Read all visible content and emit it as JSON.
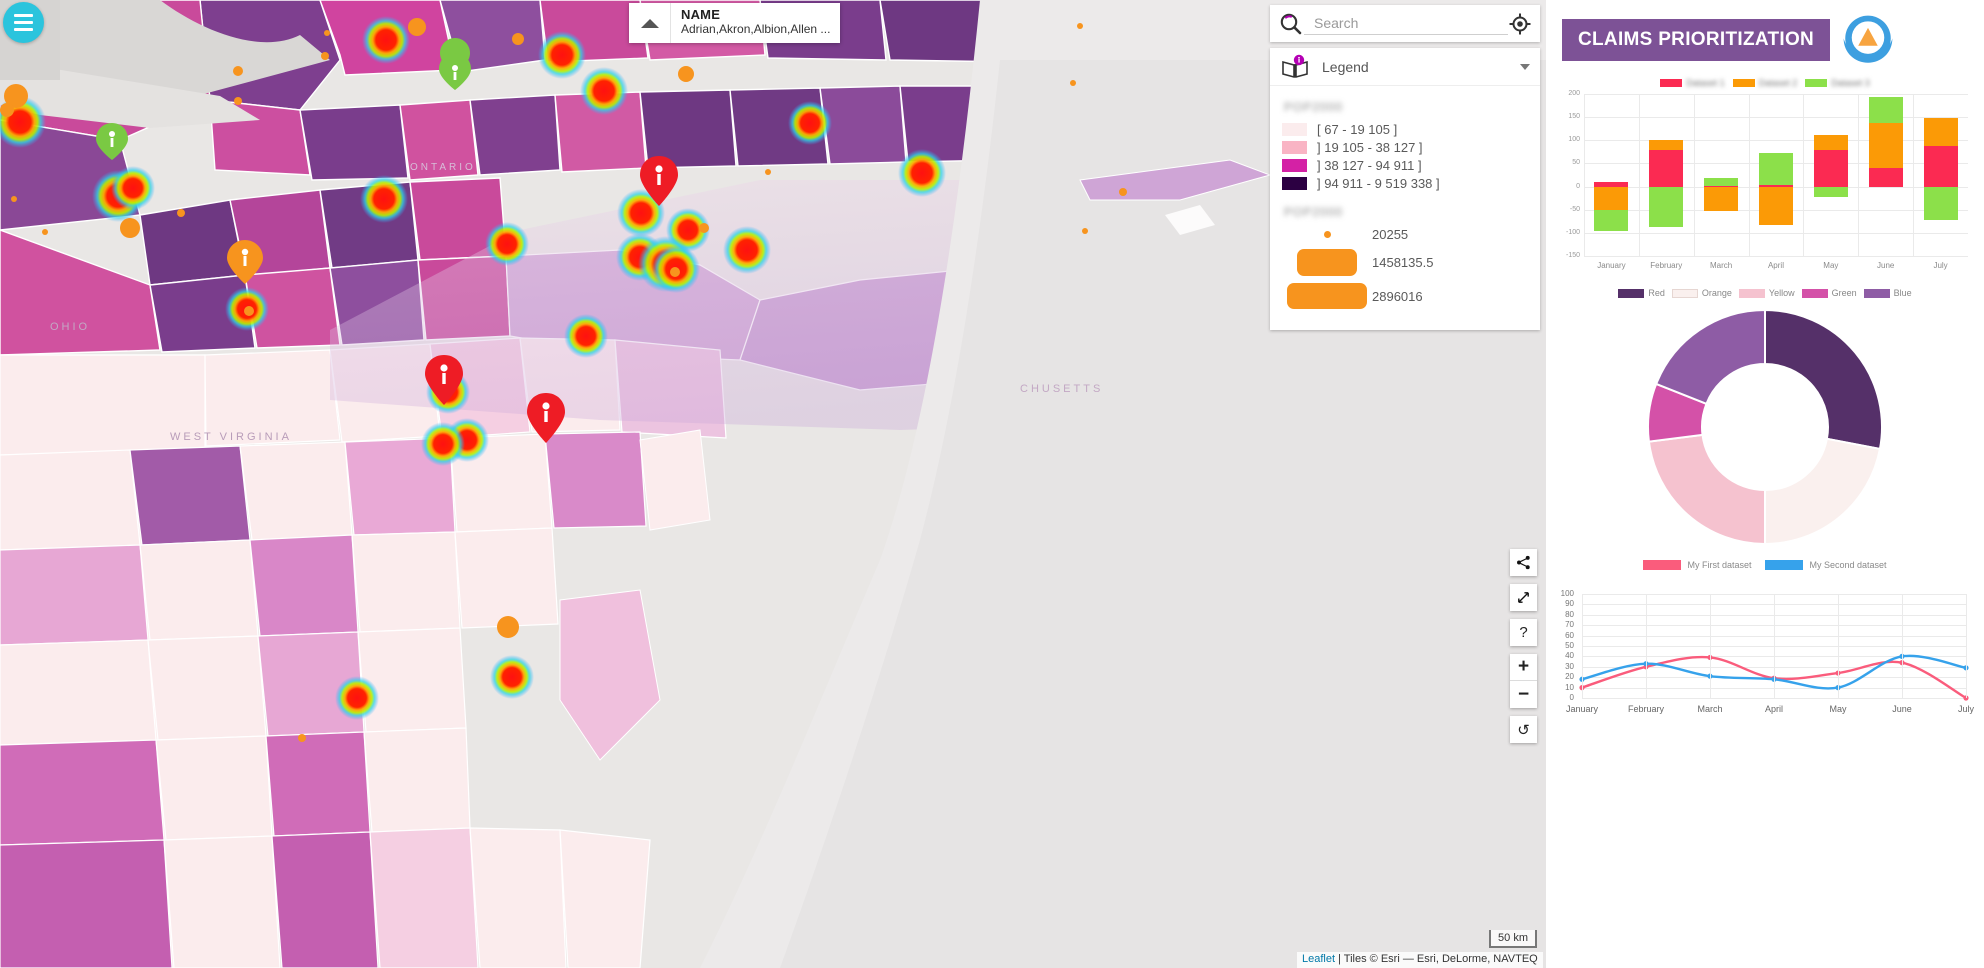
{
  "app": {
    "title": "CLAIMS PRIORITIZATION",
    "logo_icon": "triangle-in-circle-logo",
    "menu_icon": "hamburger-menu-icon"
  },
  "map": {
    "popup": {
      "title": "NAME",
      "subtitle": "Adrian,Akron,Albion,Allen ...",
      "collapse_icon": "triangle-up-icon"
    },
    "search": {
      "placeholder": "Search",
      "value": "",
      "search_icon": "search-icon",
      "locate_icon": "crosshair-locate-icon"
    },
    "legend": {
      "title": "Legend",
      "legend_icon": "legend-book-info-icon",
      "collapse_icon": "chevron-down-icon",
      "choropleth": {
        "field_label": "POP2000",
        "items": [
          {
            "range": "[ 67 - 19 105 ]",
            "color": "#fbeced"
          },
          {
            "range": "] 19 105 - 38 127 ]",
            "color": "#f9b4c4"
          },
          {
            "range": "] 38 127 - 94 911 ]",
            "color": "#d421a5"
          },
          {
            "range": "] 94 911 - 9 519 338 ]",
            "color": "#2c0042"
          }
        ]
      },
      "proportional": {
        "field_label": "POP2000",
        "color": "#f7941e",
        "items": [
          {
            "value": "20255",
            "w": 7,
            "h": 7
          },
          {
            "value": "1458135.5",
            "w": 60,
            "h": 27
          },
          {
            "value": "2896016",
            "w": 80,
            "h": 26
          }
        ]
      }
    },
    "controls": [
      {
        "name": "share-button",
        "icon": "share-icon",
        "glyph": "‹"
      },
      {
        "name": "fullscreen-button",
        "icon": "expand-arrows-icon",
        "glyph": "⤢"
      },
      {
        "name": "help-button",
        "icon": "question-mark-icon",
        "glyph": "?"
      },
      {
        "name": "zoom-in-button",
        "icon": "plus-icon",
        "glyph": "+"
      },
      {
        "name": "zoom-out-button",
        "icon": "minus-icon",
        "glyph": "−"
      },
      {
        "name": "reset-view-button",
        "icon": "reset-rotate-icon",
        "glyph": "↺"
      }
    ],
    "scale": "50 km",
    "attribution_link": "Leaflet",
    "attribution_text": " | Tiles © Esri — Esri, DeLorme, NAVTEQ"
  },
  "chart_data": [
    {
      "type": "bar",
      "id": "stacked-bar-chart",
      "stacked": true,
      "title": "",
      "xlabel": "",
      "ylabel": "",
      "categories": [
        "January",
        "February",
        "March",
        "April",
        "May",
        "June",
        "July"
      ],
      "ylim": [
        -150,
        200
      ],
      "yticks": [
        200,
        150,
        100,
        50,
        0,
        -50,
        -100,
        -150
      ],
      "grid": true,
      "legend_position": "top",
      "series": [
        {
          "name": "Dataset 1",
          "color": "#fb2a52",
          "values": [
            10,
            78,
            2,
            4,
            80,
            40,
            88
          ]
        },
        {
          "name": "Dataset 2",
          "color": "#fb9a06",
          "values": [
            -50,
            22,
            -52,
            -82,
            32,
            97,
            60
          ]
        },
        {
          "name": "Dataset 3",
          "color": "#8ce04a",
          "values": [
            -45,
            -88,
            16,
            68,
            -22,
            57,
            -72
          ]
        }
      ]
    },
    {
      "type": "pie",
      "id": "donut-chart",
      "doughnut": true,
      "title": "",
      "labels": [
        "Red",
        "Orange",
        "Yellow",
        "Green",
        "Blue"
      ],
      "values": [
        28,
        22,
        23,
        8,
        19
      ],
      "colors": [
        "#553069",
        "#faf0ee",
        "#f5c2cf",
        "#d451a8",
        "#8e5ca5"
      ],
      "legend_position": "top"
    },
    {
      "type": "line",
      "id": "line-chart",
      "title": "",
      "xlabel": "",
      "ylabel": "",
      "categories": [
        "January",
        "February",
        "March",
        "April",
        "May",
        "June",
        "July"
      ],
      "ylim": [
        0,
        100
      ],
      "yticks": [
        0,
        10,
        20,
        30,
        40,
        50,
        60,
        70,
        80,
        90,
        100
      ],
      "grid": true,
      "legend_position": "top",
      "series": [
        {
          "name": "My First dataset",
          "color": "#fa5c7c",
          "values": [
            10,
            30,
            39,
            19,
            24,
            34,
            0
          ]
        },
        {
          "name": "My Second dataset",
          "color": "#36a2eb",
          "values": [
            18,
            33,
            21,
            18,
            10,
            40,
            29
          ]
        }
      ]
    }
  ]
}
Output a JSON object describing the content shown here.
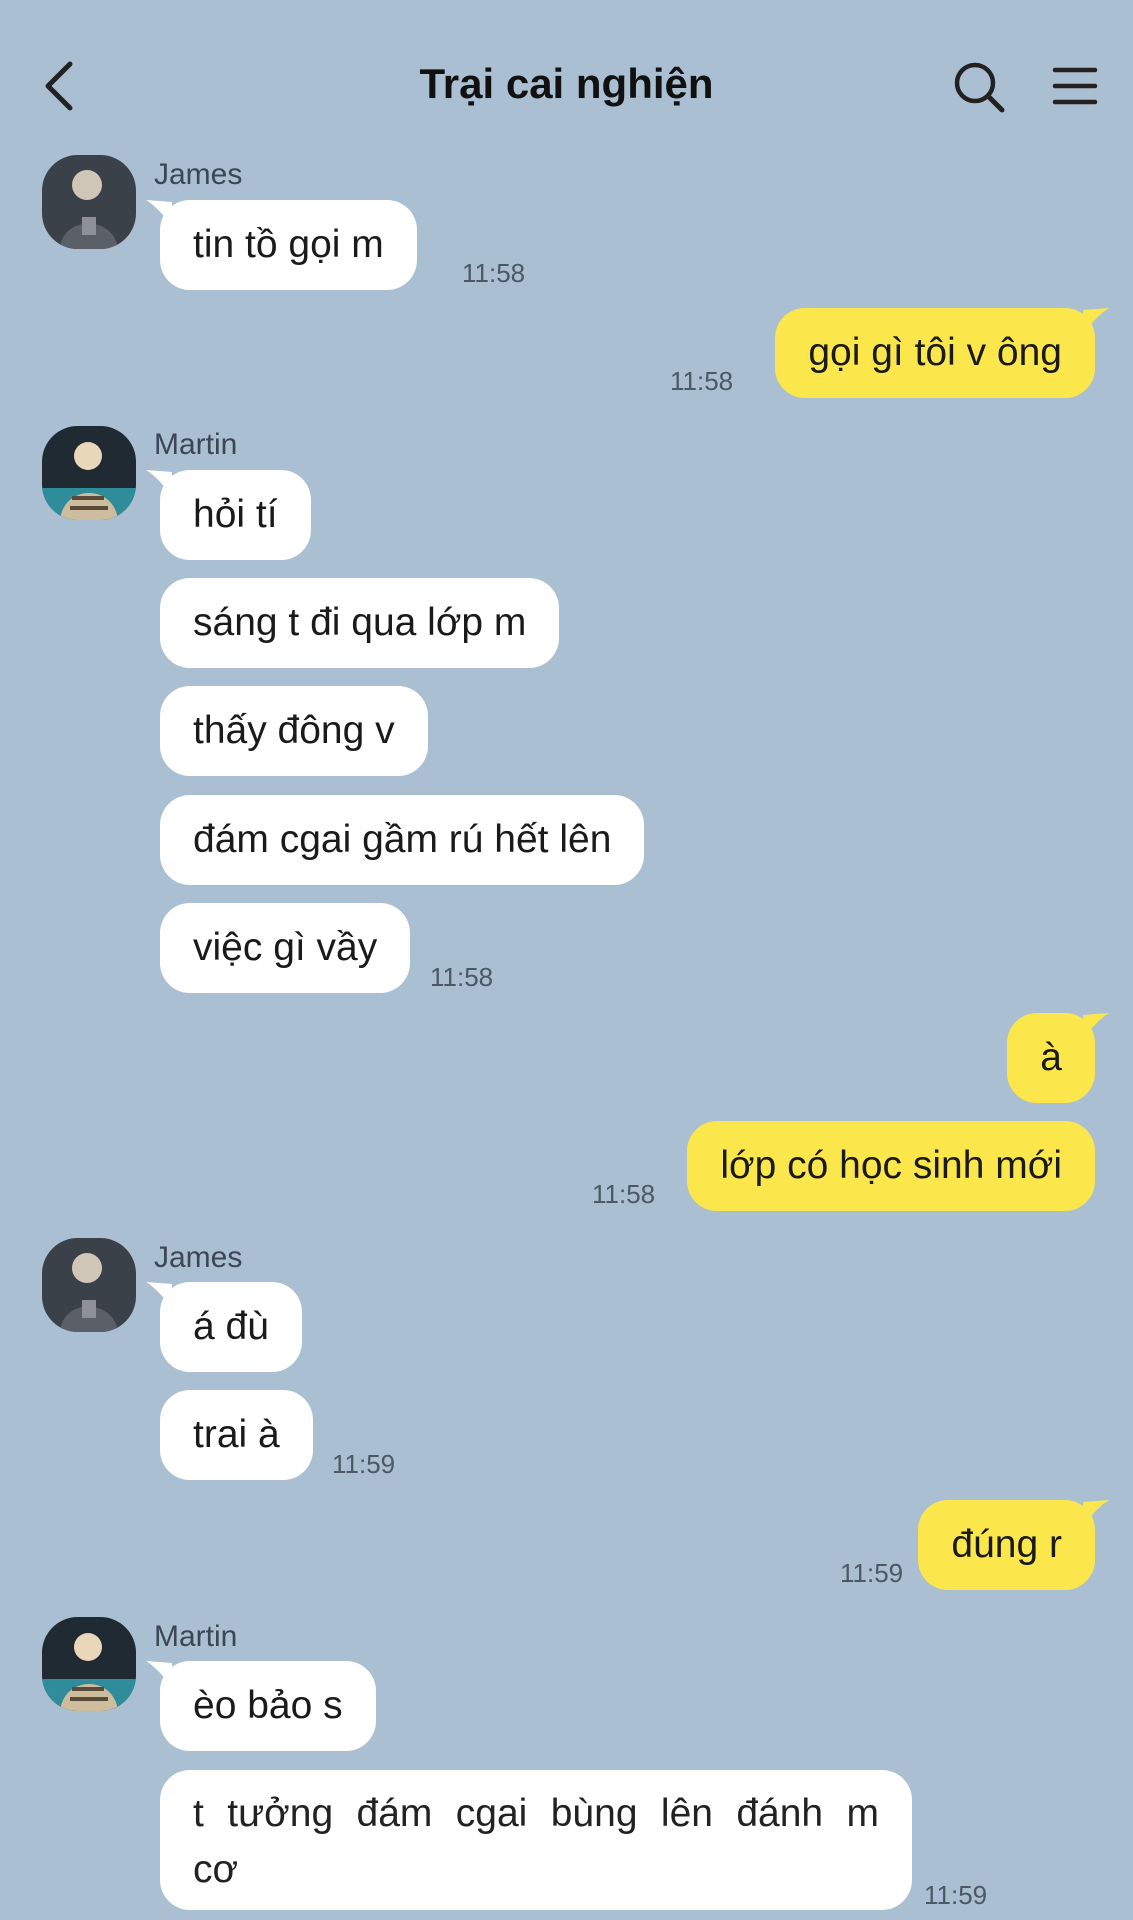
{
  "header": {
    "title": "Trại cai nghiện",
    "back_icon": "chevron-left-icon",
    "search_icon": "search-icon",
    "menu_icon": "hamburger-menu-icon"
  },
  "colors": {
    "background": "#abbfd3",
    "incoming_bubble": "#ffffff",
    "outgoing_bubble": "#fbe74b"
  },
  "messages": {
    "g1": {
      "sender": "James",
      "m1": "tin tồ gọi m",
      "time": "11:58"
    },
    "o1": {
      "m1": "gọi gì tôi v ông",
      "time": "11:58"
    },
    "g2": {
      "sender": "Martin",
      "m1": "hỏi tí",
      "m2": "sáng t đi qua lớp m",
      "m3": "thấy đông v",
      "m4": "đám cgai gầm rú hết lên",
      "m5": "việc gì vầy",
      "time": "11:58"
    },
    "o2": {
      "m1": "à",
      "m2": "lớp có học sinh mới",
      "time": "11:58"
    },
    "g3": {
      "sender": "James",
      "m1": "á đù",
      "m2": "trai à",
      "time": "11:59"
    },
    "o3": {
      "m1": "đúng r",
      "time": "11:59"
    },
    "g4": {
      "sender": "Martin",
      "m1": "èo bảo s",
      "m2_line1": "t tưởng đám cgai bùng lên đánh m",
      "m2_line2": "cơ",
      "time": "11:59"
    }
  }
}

■ What to do ■
Your task is to reproduce all of the material exactly. The pictures stay out.

■ Solution below ■
Read all visible content and emit it as JSON.
{
  "app": {
    "title": "CLAIMS PRIORITIZATION",
    "logo_icon": "triangle-in-circle-logo",
    "menu_icon": "hamburger-menu-icon"
  },
  "map": {
    "popup": {
      "title": "NAME",
      "subtitle": "Adrian,Akron,Albion,Allen ...",
      "collapse_icon": "triangle-up-icon"
    },
    "search": {
      "placeholder": "Search",
      "value": "",
      "search_icon": "search-icon",
      "locate_icon": "crosshair-locate-icon"
    },
    "legend": {
      "title": "Legend",
      "legend_icon": "legend-book-info-icon",
      "collapse_icon": "chevron-down-icon",
      "choropleth": {
        "field_label": "POP2000",
        "items": [
          {
            "range": "[ 67 - 19 105 ]",
            "color": "#fbeced"
          },
          {
            "range": "] 19 105 - 38 127 ]",
            "color": "#f9b4c4"
          },
          {
            "range": "] 38 127 - 94 911 ]",
            "color": "#d421a5"
          },
          {
            "range": "] 94 911 - 9 519 338 ]",
            "color": "#2c0042"
          }
        ]
      },
      "proportional": {
        "field_label": "POP2000",
        "color": "#f7941e",
        "items": [
          {
            "value": "20255",
            "w": 7,
            "h": 7
          },
          {
            "value": "1458135.5",
            "w": 60,
            "h": 27
          },
          {
            "value": "2896016",
            "w": 80,
            "h": 26
          }
        ]
      }
    },
    "controls": [
      {
        "name": "share-button",
        "icon": "share-icon",
        "glyph": "‹"
      },
      {
        "name": "fullscreen-button",
        "icon": "expand-arrows-icon",
        "glyph": "⤢"
      },
      {
        "name": "help-button",
        "icon": "question-mark-icon",
        "glyph": "?"
      },
      {
        "name": "zoom-in-button",
        "icon": "plus-icon",
        "glyph": "+"
      },
      {
        "name": "zoom-out-button",
        "icon": "minus-icon",
        "glyph": "−"
      },
      {
        "name": "reset-view-button",
        "icon": "reset-rotate-icon",
        "glyph": "↺"
      }
    ],
    "scale": "50 km",
    "attribution_link": "Leaflet",
    "attribution_text": " | Tiles © Esri — Esri, DeLorme, NAVTEQ"
  },
  "chart_data": [
    {
      "type": "bar",
      "id": "stacked-bar-chart",
      "stacked": true,
      "title": "",
      "xlabel": "",
      "ylabel": "",
      "categories": [
        "January",
        "February",
        "March",
        "April",
        "May",
        "June",
        "July"
      ],
      "ylim": [
        -150,
        200
      ],
      "yticks": [
        200,
        150,
        100,
        50,
        0,
        -50,
        -100,
        -150
      ],
      "grid": true,
      "legend_position": "top",
      "series": [
        {
          "name": "Dataset 1",
          "color": "#fb2a52",
          "values": [
            10,
            78,
            2,
            4,
            80,
            40,
            88
          ]
        },
        {
          "name": "Dataset 2",
          "color": "#fb9a06",
          "values": [
            -50,
            22,
            -52,
            -82,
            32,
            97,
            60
          ]
        },
        {
          "name": "Dataset 3",
          "color": "#8ce04a",
          "values": [
            -45,
            -88,
            16,
            68,
            -22,
            57,
            -72
          ]
        }
      ]
    },
    {
      "type": "pie",
      "id": "donut-chart",
      "doughnut": true,
      "title": "",
      "labels": [
        "Red",
        "Orange",
        "Yellow",
        "Green",
        "Blue"
      ],
      "values": [
        28,
        22,
        23,
        8,
        19
      ],
      "colors": [
        "#553069",
        "#faf0ee",
        "#f5c2cf",
        "#d451a8",
        "#8e5ca5"
      ],
      "legend_position": "top"
    },
    {
      "type": "line",
      "id": "line-chart",
      "title": "",
      "xlabel": "",
      "ylabel": "",
      "categories": [
        "January",
        "February",
        "March",
        "April",
        "May",
        "June",
        "July"
      ],
      "ylim": [
        0,
        100
      ],
      "yticks": [
        0,
        10,
        20,
        30,
        40,
        50,
        60,
        70,
        80,
        90,
        100
      ],
      "grid": true,
      "legend_position": "top",
      "series": [
        {
          "name": "My First dataset",
          "color": "#fa5c7c",
          "values": [
            10,
            30,
            39,
            19,
            24,
            34,
            0
          ]
        },
        {
          "name": "My Second dataset",
          "color": "#36a2eb",
          "values": [
            18,
            33,
            21,
            18,
            10,
            40,
            29
          ]
        }
      ]
    }
  ]
}
Output a JSON object describing the content shown here.
{
  "header": {
    "title": "Trại cai nghiện",
    "back_icon": "chevron-left-icon",
    "search_icon": "search-icon",
    "menu_icon": "hamburger-menu-icon"
  },
  "colors": {
    "background": "#abbfd3",
    "incoming_bubble": "#ffffff",
    "outgoing_bubble": "#fbe74b"
  },
  "messages": {
    "g1": {
      "sender": "James",
      "m1": "tin tồ gọi m",
      "time": "11:58"
    },
    "o1": {
      "m1": "gọi gì tôi v ông",
      "time": "11:58"
    },
    "g2": {
      "sender": "Martin",
      "m1": "hỏi tí",
      "m2": "sáng t đi qua lớp m",
      "m3": "thấy đông v",
      "m4": "đám cgai gầm rú hết lên",
      "m5": "việc gì vầy",
      "time": "11:58"
    },
    "o2": {
      "m1": "à",
      "m2": "lớp có học sinh mới",
      "time": "11:58"
    },
    "g3": {
      "sender": "James",
      "m1": "á đù",
      "m2": "trai à",
      "time": "11:59"
    },
    "o3": {
      "m1": "đúng r",
      "time": "11:59"
    },
    "g4": {
      "sender": "Martin",
      "m1": "èo bảo s",
      "m2_line1": "t tưởng đám cgai bùng lên đánh m",
      "m2_line2": "cơ",
      "time": "11:59"
    }
  }
}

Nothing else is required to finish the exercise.